PROBLEM DESCRIPTION = Reproduce every line of the records below without any changes, omitting the pictures.

EXTRACTED ENTRIES =
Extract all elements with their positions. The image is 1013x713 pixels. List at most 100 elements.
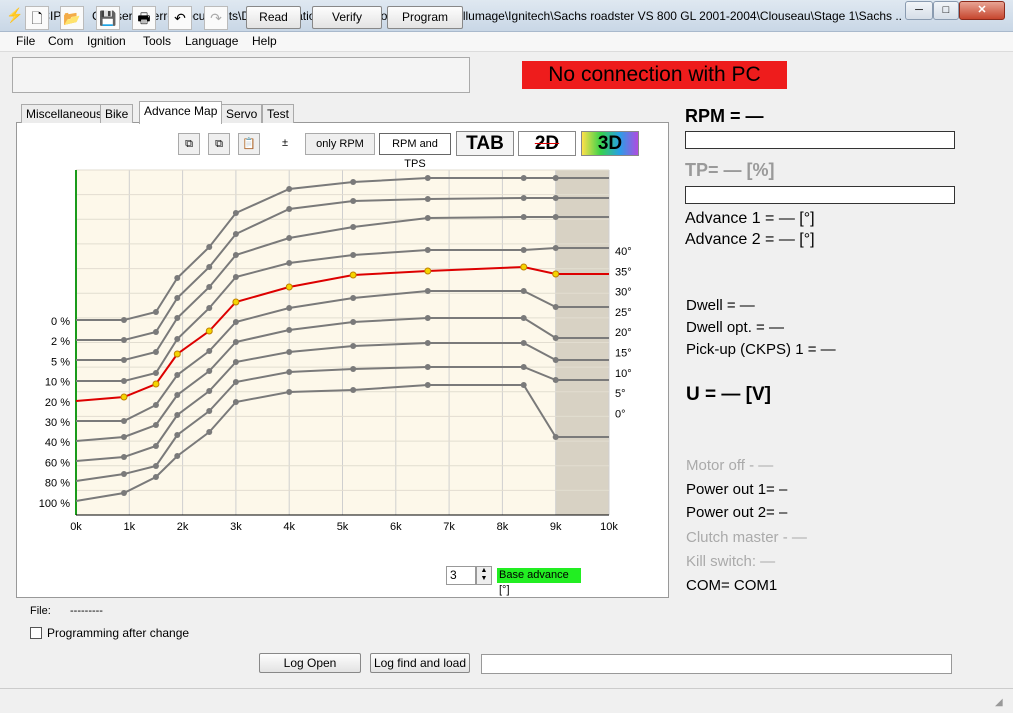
curve-point	[350, 224, 357, 230]
advance-map-chart[interactable]: 0k 1k 2k 3k 4k 5k 6k 7k 8k 9k 10k 40° 35° 30° 25° 20° 15…	[16, 160, 656, 540]
2d-view-button[interactable]: 2D	[518, 131, 576, 156]
x-tick-label: 1k	[123, 521, 135, 533]
voltage-readout: U = — [V]	[686, 384, 771, 405]
curve-point	[206, 264, 213, 270]
curve-point	[206, 244, 213, 250]
curve-point	[206, 429, 213, 435]
curve-point	[173, 350, 181, 358]
save-icon[interactable]: 💾	[96, 6, 120, 30]
curve-point	[232, 319, 239, 325]
curve-point	[120, 393, 128, 401]
app-icon: ⚡	[6, 7, 24, 23]
curve-point	[520, 175, 527, 181]
read-button[interactable]: Read	[246, 6, 301, 29]
curve-point	[552, 245, 559, 251]
x-tick-label: 4k	[283, 521, 295, 533]
x-tick-label: 7k	[443, 521, 455, 533]
copy-all-icon[interactable]: ⧉	[208, 133, 230, 155]
open-folder-icon[interactable]: 📂	[60, 6, 84, 30]
tps-label: 2 %	[51, 336, 70, 348]
y-tick-label: 5°	[615, 388, 626, 400]
tab-miscellaneous[interactable]: Miscellaneous	[21, 104, 108, 123]
curve-point	[552, 357, 559, 363]
curve-point	[120, 378, 127, 384]
curve-point	[350, 198, 357, 204]
curve-point	[424, 215, 431, 221]
only-rpm-button[interactable]: only RPM	[305, 133, 375, 155]
menu-language[interactable]: Language	[185, 34, 238, 48]
menu-file[interactable]: File	[16, 34, 35, 48]
curve-point	[424, 315, 431, 321]
curve-point	[520, 315, 527, 321]
curve-point	[286, 369, 293, 375]
rpm-bar	[685, 131, 955, 149]
curve-point	[152, 422, 159, 428]
y-tick-label: 35°	[615, 266, 632, 278]
menu-help[interactable]: Help	[252, 34, 277, 48]
curve-point	[552, 195, 559, 201]
curve-point	[286, 235, 293, 241]
menu-tools[interactable]: Tools	[143, 34, 171, 48]
close-button[interactable]: ✕	[959, 1, 1005, 20]
tab-advance-map[interactable]: Advance Map	[139, 101, 223, 124]
tab-servo[interactable]: Servo	[221, 104, 263, 123]
curve-point	[552, 214, 559, 220]
toolbar	[12, 57, 470, 93]
curve-point	[424, 267, 432, 275]
status-bar	[0, 688, 1013, 713]
y-tick-label: 15°	[615, 348, 632, 360]
paste-icon[interactable]: 📋	[238, 133, 260, 155]
curve-point	[552, 270, 560, 278]
curve-point	[350, 295, 357, 301]
curve-point	[152, 329, 159, 335]
3d-view-button[interactable]: 3D	[581, 131, 639, 156]
curve-point	[424, 382, 431, 388]
curve-point	[552, 304, 559, 310]
verify-button[interactable]: Verify	[312, 6, 382, 29]
adjust-icon[interactable]: ±	[274, 133, 296, 155]
curve-point	[349, 271, 357, 279]
curve-point	[152, 463, 159, 469]
curve-point	[120, 418, 127, 424]
redo-icon[interactable]: ↷	[204, 6, 228, 30]
tab-bike[interactable]: Bike	[100, 104, 134, 123]
spinner-arrows[interactable]: ▲ ▼	[476, 566, 492, 585]
curve-point	[232, 231, 239, 237]
curve-point	[206, 388, 213, 394]
program-button[interactable]: Program	[387, 6, 463, 29]
programming-after-change-checkbox[interactable]	[30, 627, 42, 639]
curve-point	[232, 274, 239, 280]
rpm-and-tps-button[interactable]: RPM and TPS	[379, 133, 451, 170]
log-find-and-load-button[interactable]: Log find and load	[370, 653, 470, 673]
curve-point	[232, 359, 239, 365]
curve-point	[286, 349, 293, 355]
curve-point	[174, 295, 181, 301]
x-tick-label: 5k	[337, 521, 349, 533]
curve-point	[152, 474, 159, 480]
new-file-icon[interactable]: 🗋	[25, 6, 49, 30]
tab-test[interactable]: Test	[262, 104, 295, 123]
curve-point	[285, 283, 293, 291]
log-open-button[interactable]: Log Open	[259, 653, 361, 673]
tps-label: 40 %	[45, 437, 70, 449]
curve-point	[120, 490, 127, 496]
curve-point	[232, 339, 239, 345]
curve-point	[174, 372, 181, 378]
tab-view-button[interactable]: TAB	[456, 131, 514, 156]
copy-icon[interactable]: ⧉	[178, 133, 200, 155]
menu-ignition[interactable]: Ignition	[87, 34, 126, 48]
print-icon[interactable]: 🖶	[132, 6, 156, 30]
maximize-button[interactable]: □	[933, 1, 959, 20]
clutch-readout: Clutch master - —	[686, 529, 807, 546]
menu-com[interactable]: Com	[48, 34, 73, 48]
base-advance-label: Base advance [°]	[497, 568, 581, 596]
minimize-button[interactable]: ─	[905, 1, 933, 20]
motor-off-readout: Motor off - —	[686, 457, 774, 474]
resize-grip-icon[interactable]: ◢	[995, 697, 1009, 709]
base-advance-input[interactable]: 3	[446, 566, 476, 585]
curve-point	[552, 175, 559, 181]
curve-point	[152, 402, 159, 408]
undo-icon[interactable]: ↶	[168, 6, 192, 30]
tp-bar	[685, 186, 955, 204]
curve-point	[286, 389, 293, 395]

FINISHED TASK =
Extract all elements with their positions. The image is 1013x713 pixels. List at most 100 elements.
curve-point	[350, 224, 357, 230]
advance-map-chart[interactable]: 0k 1k 2k 3k 4k 5k 6k 7k 8k 9k 10k 40° 35° 30° 25° 20° 15…	[16, 160, 656, 540]
2d-view-button[interactable]: 2D	[518, 131, 576, 156]
x-tick-label: 1k	[123, 521, 135, 533]
voltage-readout: U = — [V]	[686, 384, 771, 405]
curve-point	[206, 264, 213, 270]
curve-point	[206, 244, 213, 250]
curve-point	[206, 429, 213, 435]
curve-point	[173, 350, 181, 358]
save-icon[interactable]: 💾	[96, 6, 120, 30]
curve-point	[232, 319, 239, 325]
curve-point	[120, 393, 128, 401]
app-icon: ⚡	[6, 7, 24, 23]
curve-point	[520, 175, 527, 181]
read-button[interactable]: Read	[246, 6, 301, 29]
curve-point	[552, 245, 559, 251]
x-tick-label: 4k	[283, 521, 295, 533]
x-tick-label: 7k	[443, 521, 455, 533]
copy-all-icon[interactable]: ⧉	[208, 133, 230, 155]
open-folder-icon[interactable]: 📂	[60, 6, 84, 30]
tps-label: 2 %	[51, 336, 70, 348]
y-tick-label: 5°	[615, 388, 626, 400]
tab-miscellaneous[interactable]: Miscellaneous	[21, 104, 108, 123]
curve-point	[552, 357, 559, 363]
curve-point	[120, 378, 127, 384]
curve-point	[350, 198, 357, 204]
curve-point	[424, 215, 431, 221]
only-rpm-button[interactable]: only RPM	[305, 133, 375, 155]
menu-language[interactable]: Language	[185, 34, 238, 48]
menu-file[interactable]: File	[16, 34, 35, 48]
curve-point	[424, 315, 431, 321]
curve-point	[520, 315, 527, 321]
curve-point	[286, 369, 293, 375]
rpm-bar	[685, 131, 955, 149]
curve-point	[152, 422, 159, 428]
y-tick-label: 35°	[615, 266, 632, 278]
menu-help[interactable]: Help	[252, 34, 277, 48]
curve-point	[552, 195, 559, 201]
curve-point	[286, 235, 293, 241]
menu-tools[interactable]: Tools	[143, 34, 171, 48]
close-button[interactable]: ✕	[959, 1, 1005, 20]
tab-advance-map[interactable]: Advance Map	[139, 101, 223, 124]
tab-servo[interactable]: Servo	[221, 104, 263, 123]
curve-point	[552, 214, 559, 220]
toolbar	[12, 57, 470, 93]
curve-point	[424, 267, 432, 275]
status-bar	[0, 688, 1013, 713]
y-tick-label: 15°	[615, 348, 632, 360]
paste-icon[interactable]: 📋	[238, 133, 260, 155]
curve-point	[552, 270, 560, 278]
curve-point	[350, 295, 357, 301]
curve-point	[152, 329, 159, 335]
3d-view-button[interactable]: 3D	[581, 131, 639, 156]
curve-point	[424, 382, 431, 388]
curve-point	[552, 304, 559, 310]
verify-button[interactable]: Verify	[312, 6, 382, 29]
adjust-icon[interactable]: ±	[274, 133, 296, 155]
curve-point	[349, 271, 357, 279]
curve-point	[152, 463, 159, 469]
curve-point	[120, 418, 127, 424]
redo-icon[interactable]: ↷	[204, 6, 228, 30]
tab-bike[interactable]: Bike	[100, 104, 134, 123]
spinner-arrows[interactable]: ▲ ▼	[476, 566, 492, 585]
curve-point	[232, 231, 239, 237]
curve-point	[206, 388, 213, 394]
program-button[interactable]: Program	[387, 6, 463, 29]
programming-after-change-checkbox[interactable]	[30, 627, 42, 639]
curve-point	[232, 274, 239, 280]
rpm-and-tps-button[interactable]: RPM and TPS	[379, 133, 451, 170]
log-find-and-load-button[interactable]: Log find and load	[370, 653, 470, 673]
curve-point	[232, 359, 239, 365]
curve-point	[286, 349, 293, 355]
curve-point	[174, 295, 181, 301]
x-tick-label: 5k	[337, 521, 349, 533]
curve-point	[152, 474, 159, 480]
new-file-icon[interactable]: 🗋	[25, 6, 49, 30]
tab-test[interactable]: Test	[262, 104, 295, 123]
curve-point	[285, 283, 293, 291]
log-open-button[interactable]: Log Open	[259, 653, 361, 673]
tps-label: 40 %	[45, 437, 70, 449]
curve-point	[120, 490, 127, 496]
curve-point	[232, 339, 239, 345]
curve-point	[174, 372, 181, 378]
tab-view-button[interactable]: TAB	[456, 131, 514, 156]
copy-icon[interactable]: ⧉	[178, 133, 200, 155]
menu-ignition[interactable]: Ignition	[87, 34, 126, 48]
print-icon[interactable]: 🖶	[132, 6, 156, 30]
maximize-button[interactable]: □	[933, 1, 959, 20]
clutch-readout: Clutch master - —	[686, 529, 807, 546]
menu-com[interactable]: Com	[48, 34, 73, 48]
base-advance-label: Base advance [°]	[497, 568, 581, 596]
minimize-button[interactable]: ─	[905, 1, 933, 20]
motor-off-readout: Motor off - —	[686, 457, 774, 474]
resize-grip-icon[interactable]: ◢	[995, 697, 1009, 709]
base-advance-input[interactable]: 3	[446, 566, 476, 585]
curve-point	[552, 175, 559, 181]
curve-point	[152, 402, 159, 408]
undo-icon[interactable]: ↶	[168, 6, 192, 30]
tp-bar	[685, 186, 955, 204]
curve-point	[286, 389, 293, 395]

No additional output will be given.